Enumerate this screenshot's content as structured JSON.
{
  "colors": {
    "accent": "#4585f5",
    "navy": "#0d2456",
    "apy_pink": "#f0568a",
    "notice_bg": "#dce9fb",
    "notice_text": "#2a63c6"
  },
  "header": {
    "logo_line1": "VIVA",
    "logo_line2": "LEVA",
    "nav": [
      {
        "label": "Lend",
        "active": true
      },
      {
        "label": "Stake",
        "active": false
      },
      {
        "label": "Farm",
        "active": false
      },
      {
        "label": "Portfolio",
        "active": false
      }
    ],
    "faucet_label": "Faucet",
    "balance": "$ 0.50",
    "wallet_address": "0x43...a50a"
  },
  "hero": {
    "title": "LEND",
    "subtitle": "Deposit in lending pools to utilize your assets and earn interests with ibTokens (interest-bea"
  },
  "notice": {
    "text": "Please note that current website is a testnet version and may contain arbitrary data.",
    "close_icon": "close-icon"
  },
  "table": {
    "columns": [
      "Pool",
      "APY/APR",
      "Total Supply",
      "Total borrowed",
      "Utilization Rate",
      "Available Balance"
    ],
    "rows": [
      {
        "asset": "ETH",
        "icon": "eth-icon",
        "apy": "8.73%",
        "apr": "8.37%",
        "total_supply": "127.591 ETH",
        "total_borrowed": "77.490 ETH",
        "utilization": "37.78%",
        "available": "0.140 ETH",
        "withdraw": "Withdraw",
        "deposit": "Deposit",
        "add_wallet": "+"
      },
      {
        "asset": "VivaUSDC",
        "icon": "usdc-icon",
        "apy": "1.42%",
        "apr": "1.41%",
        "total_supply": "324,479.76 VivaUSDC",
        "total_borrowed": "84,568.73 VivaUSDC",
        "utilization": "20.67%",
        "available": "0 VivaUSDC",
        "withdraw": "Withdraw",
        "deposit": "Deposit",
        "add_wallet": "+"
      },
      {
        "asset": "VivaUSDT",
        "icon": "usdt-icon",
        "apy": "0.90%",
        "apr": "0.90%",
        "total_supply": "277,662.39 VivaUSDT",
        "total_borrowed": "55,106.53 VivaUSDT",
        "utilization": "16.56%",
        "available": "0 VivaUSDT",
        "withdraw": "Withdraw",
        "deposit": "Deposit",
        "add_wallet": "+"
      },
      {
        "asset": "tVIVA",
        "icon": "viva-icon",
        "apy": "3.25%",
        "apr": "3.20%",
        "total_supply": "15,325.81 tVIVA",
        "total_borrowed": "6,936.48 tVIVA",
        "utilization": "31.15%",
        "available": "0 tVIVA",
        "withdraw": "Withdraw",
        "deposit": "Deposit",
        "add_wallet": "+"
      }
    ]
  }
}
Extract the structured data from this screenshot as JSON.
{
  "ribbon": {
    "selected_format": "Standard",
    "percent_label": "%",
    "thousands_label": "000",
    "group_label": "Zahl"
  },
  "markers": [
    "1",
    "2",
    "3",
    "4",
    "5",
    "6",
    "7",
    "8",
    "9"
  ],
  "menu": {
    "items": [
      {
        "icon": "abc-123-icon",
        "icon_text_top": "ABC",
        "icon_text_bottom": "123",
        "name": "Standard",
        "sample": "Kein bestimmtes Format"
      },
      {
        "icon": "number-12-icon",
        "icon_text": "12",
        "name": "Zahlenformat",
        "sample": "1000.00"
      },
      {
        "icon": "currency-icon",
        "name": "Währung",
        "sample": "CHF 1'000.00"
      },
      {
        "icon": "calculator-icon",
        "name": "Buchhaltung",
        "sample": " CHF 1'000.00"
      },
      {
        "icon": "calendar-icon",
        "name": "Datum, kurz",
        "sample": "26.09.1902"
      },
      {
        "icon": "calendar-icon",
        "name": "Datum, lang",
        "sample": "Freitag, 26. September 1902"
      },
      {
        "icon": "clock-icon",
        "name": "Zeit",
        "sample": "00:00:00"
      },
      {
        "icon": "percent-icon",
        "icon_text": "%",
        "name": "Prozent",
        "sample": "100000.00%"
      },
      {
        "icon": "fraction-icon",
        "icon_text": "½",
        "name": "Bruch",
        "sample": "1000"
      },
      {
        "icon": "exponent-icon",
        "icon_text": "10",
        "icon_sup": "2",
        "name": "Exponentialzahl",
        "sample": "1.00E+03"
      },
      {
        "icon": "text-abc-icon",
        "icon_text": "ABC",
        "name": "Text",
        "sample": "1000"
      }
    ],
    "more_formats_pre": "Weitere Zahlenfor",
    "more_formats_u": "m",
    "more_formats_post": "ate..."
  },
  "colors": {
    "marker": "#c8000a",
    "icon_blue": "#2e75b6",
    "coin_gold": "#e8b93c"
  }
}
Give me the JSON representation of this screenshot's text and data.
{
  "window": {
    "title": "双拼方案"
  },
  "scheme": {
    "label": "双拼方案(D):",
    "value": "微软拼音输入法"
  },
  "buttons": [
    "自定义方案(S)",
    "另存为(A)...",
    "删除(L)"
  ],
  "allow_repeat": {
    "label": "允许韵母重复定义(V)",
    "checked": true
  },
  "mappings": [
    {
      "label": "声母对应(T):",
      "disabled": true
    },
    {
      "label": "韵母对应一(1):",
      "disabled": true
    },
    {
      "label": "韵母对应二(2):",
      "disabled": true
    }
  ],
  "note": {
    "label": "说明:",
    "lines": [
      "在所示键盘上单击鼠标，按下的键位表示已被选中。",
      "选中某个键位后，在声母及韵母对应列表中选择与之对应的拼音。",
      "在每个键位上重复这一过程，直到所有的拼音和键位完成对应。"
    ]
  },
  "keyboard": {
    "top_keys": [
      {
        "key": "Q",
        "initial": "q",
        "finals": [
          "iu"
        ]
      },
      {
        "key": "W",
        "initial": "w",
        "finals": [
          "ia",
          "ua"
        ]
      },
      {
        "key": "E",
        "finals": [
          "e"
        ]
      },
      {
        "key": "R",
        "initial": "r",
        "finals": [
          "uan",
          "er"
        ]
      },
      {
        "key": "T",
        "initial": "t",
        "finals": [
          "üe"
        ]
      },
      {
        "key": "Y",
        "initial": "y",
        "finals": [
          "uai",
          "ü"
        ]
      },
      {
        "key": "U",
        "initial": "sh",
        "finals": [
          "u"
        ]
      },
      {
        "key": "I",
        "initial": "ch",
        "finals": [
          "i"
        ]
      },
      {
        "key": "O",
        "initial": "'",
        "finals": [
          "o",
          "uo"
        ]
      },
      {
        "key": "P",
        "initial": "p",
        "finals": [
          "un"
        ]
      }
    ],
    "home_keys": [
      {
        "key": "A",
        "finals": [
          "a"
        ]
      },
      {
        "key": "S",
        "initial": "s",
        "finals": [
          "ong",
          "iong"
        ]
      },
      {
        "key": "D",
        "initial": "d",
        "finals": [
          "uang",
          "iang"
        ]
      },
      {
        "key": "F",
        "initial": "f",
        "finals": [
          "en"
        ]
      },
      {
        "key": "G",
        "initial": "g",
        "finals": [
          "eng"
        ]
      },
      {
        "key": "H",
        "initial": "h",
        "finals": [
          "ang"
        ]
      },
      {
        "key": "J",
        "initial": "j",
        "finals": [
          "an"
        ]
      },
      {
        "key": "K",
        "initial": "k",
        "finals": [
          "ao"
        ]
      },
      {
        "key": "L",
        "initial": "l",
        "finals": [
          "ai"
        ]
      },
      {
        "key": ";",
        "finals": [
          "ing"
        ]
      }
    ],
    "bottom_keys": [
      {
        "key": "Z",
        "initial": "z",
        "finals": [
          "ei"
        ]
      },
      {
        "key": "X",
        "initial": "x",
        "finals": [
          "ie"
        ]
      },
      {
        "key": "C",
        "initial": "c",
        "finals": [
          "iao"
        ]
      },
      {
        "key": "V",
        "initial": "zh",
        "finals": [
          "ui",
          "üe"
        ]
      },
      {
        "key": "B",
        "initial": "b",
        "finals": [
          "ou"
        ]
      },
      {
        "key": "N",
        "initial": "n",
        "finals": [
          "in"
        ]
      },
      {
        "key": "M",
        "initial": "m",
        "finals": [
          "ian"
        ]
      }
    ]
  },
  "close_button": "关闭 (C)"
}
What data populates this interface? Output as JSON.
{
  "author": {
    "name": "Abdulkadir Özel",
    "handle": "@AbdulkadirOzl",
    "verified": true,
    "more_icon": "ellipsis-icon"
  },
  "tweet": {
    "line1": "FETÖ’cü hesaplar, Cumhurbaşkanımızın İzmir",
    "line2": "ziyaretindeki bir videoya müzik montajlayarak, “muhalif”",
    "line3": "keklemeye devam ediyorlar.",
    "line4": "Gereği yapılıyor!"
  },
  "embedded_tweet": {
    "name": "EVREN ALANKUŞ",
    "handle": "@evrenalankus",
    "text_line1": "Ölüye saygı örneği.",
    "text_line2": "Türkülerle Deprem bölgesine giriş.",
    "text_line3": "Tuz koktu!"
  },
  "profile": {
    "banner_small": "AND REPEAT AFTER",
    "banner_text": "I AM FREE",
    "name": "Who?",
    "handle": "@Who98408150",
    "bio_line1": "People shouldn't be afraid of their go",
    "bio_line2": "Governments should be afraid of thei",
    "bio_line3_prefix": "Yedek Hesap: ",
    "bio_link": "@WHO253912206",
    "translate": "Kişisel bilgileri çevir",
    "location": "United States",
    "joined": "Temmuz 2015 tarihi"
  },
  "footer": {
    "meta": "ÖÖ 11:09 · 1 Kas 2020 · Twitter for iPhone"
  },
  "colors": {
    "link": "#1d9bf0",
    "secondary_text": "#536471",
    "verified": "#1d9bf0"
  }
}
+--
# Aim of the task
Check each line of the entries for the string "this". Copy the lines that have it.

# Reply to the task
Enumerate this screenshot's content as structured JSON.
Extract the structured data from this screenshot as JSON.
Give me the JSON representation of this screenshot's text and data.
What data populates this interface? Output as JSON.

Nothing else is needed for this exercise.